▼
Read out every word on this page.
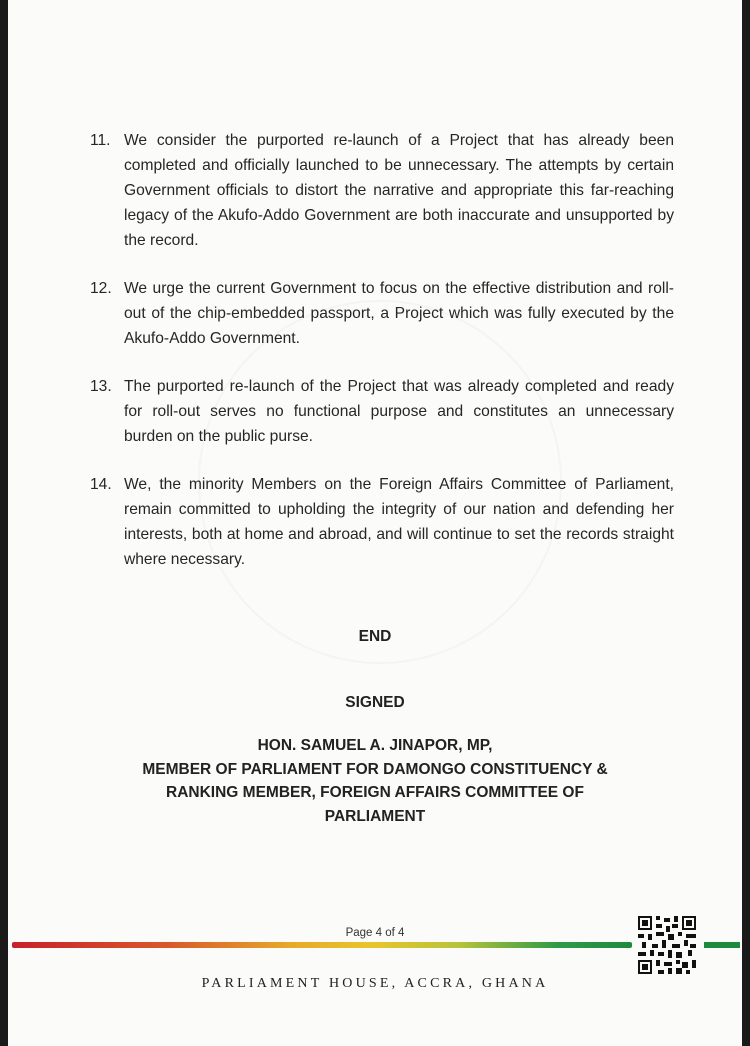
11. We consider the purported re-launch of a Project that has already been completed and officially launched to be unnecessary. The attempts by certain Government officials to distort the narrative and appropriate this far-reaching legacy of the Akufo-Addo Government are both inaccurate and unsupported by the record.
12. We urge the current Government to focus on the effective distribution and roll-out of the chip-embedded passport, a Project which was fully executed by the Akufo-Addo Government.
13. The purported re-launch of the Project that was already completed and ready for roll-out serves no functional purpose and constitutes an unnecessary burden on the public purse.
14. We, the minority Members on the Foreign Affairs Committee of Parliament, remain committed to upholding the integrity of our nation and defending her interests, both at home and abroad, and will continue to set the records straight where necessary.
END
SIGNED
HON. SAMUEL A. JINAPOR, MP,
MEMBER OF PARLIAMENT FOR DAMONGO CONSTITUENCY &
RANKING MEMBER, FOREIGN AFFAIRS COMMITTEE OF
PARLIAMENT
Page 4 of 4
PARLIAMENT HOUSE, ACCRA, GHANA
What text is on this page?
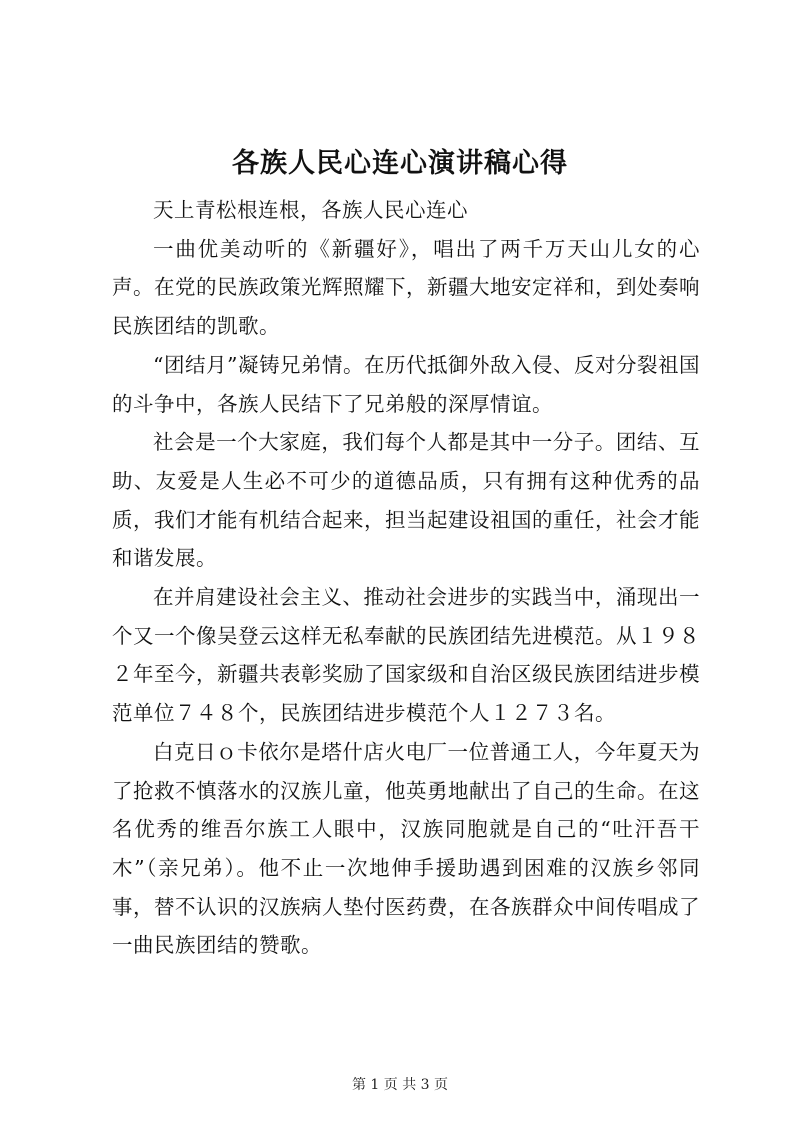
各族人民心连心演讲稿心得

天上青松根连根，各族人民心连心

一曲优美动听的《新疆好》，唱出了两千万天山儿女的心声。在党的民族政策光辉照耀下，新疆大地安定祥和，到处奏响民族团结的凯歌。

“团结月”凝铸兄弟情。在历代抵御外敌入侵、反对分裂祖国的斗争中，各族人民结下了兄弟般的深厚情谊。

社会是一个大家庭，我们每个人都是其中一分子。团结、互助、友爱是人生必不可少的道德品质，只有拥有这种优秀的品质，我们才能有机结合起来，担当起建设祖国的重任，社会才能和谐发展。

在并肩建设社会主义、推动社会进步的实践当中，涌现出一个又一个像吴登云这样无私奉献的民族团结先进模范。从１９８２年至今，新疆共表彰奖励了国家级和自治区级民族团结进步模范单位７４８个，民族团结进步模范个人１２７３名。

白克日ｏ卡依尔是塔什店火电厂一位普通工人，今年夏天为了抢救不慎落水的汉族儿童，他英勇地献出了自己的生命。在这名优秀的维吾尔族工人眼中，汉族同胞就是自己的“吐汗吾干木”（亲兄弟）。他不止一次地伸手援助遇到困难的汉族乡邻同事，替不认识的汉族病人垫付医药费，在各族群众中间传唱成了一曲民族团结的赞歌。

第 1 页 共 3 页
▲
### PROBLEM STATEMENT
Retype all of the entries exactly as written, leaving out any images.

### RESULT OF THIS TASK
Read out every word on this page.
11. We consider the purported re-launch of a Project that has already been completed and officially launched to be unnecessary. The attempts by certain Government officials to distort the narrative and appropriate this far-reaching legacy of the Akufo-Addo Government are both inaccurate and unsupported by the record.
12. We urge the current Government to focus on the effective distribution and roll-out of the chip-embedded passport, a Project which was fully executed by the Akufo-Addo Government.
13. The purported re-launch of the Project that was already completed and ready for roll-out serves no functional purpose and constitutes an unnecessary burden on the public purse.
14. We, the minority Members on the Foreign Affairs Committee of Parliament, remain committed to upholding the integrity of our nation and defending her interests, both at home and abroad, and will continue to set the records straight where necessary.
END
SIGNED
HON. SAMUEL A. JINAPOR, MP,
MEMBER OF PARLIAMENT FOR DAMONGO CONSTITUENCY &
RANKING MEMBER, FOREIGN AFFAIRS COMMITTEE OF
PARLIAMENT
Page 4 of 4
PARLIAMENT HOUSE, ACCRA, GHANA
What text is on this page?
各族人民心连心演讲稿心得

天上青松根连根，各族人民心连心

一曲优美动听的《新疆好》，唱出了两千万天山儿女的心声。在党的民族政策光辉照耀下，新疆大地安定祥和，到处奏响民族团结的凯歌。

“团结月”凝铸兄弟情。在历代抵御外敌入侵、反对分裂祖国的斗争中，各族人民结下了兄弟般的深厚情谊。

社会是一个大家庭，我们每个人都是其中一分子。团结、互助、友爱是人生必不可少的道德品质，只有拥有这种优秀的品质，我们才能有机结合起来，担当起建设祖国的重任，社会才能和谐发展。

在并肩建设社会主义、推动社会进步的实践当中，涌现出一个又一个像吴登云这样无私奉献的民族团结先进模范。从１９８２年至今，新疆共表彰奖励了国家级和自治区级民族团结进步模范单位７４８个，民族团结进步模范个人１２７３名。

白克日ｏ卡依尔是塔什店火电厂一位普通工人，今年夏天为了抢救不慎落水的汉族儿童，他英勇地献出了自己的生命。在这名优秀的维吾尔族工人眼中，汉族同胞就是自己的“吐汗吾干木”（亲兄弟）。他不止一次地伸手援助遇到困难的汉族乡邻同事，替不认识的汉族病人垫付医药费，在各族群众中间传唱成了一曲民族团结的赞歌。

第 1 页 共 3 页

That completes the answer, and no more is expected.